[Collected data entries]
□ □ □ □ □

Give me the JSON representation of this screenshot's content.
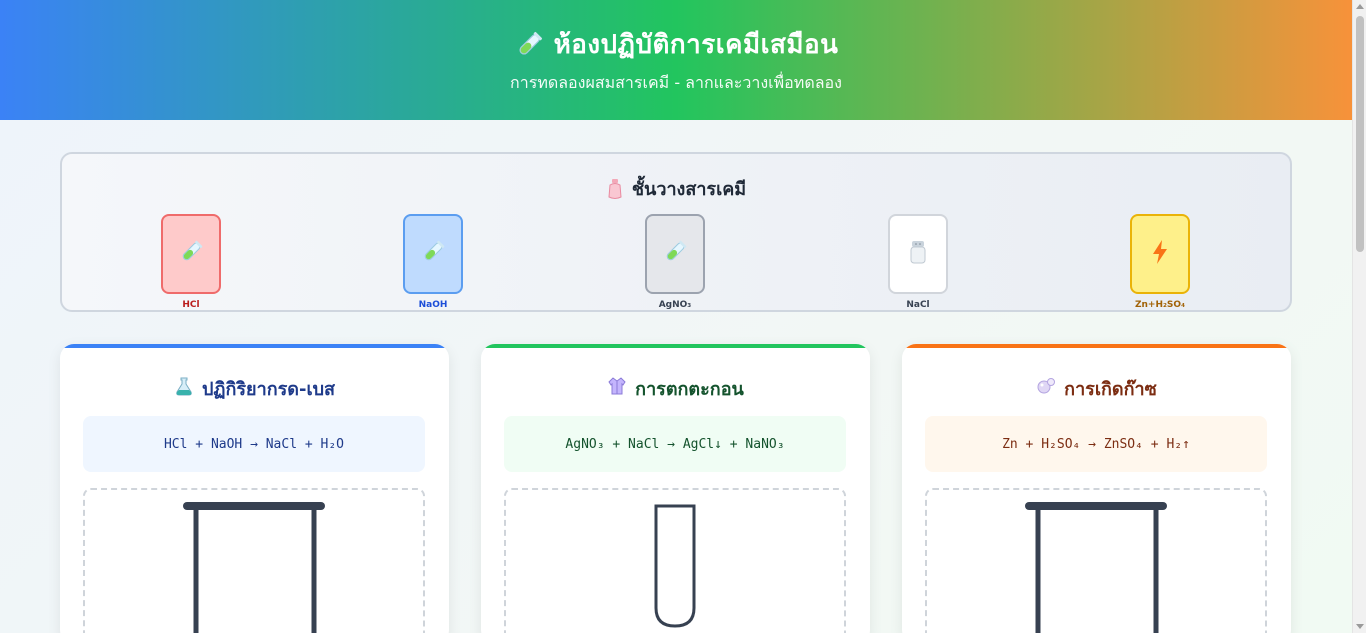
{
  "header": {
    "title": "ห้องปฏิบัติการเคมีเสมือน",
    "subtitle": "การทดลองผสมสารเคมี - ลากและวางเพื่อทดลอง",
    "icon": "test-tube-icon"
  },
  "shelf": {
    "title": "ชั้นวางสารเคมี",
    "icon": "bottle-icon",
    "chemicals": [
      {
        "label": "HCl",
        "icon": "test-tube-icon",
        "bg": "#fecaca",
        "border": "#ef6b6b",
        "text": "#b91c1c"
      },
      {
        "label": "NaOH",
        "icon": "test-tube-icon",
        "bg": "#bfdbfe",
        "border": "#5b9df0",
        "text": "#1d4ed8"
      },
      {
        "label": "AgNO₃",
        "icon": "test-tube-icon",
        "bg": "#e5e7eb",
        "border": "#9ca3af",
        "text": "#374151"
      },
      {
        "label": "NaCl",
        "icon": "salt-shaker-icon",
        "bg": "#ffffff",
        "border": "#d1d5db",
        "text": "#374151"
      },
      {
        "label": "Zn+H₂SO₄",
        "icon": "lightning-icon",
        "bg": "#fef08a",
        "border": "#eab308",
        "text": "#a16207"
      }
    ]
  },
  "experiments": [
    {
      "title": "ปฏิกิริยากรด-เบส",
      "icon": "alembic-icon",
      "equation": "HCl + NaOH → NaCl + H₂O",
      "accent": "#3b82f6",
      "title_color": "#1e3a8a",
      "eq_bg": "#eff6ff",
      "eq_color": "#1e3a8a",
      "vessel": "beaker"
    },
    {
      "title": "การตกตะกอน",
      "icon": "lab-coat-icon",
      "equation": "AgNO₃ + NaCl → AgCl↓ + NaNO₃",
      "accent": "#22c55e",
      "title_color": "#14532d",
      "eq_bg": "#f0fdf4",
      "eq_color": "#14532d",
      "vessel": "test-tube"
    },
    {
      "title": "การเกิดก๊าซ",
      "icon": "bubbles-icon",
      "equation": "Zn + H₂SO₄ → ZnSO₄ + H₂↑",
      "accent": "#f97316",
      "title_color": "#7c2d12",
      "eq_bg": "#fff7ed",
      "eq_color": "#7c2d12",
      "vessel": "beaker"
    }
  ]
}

□ □ □ □ □

**Task prompt:**
Go through the records and show every line with the string "border" in it.

**Final result:**
        "border": "#ef6b6b",
        "border": "#5b9df0",
        "border": "#9ca3af",
        "border": "#d1d5db",
        "border": "#eab308",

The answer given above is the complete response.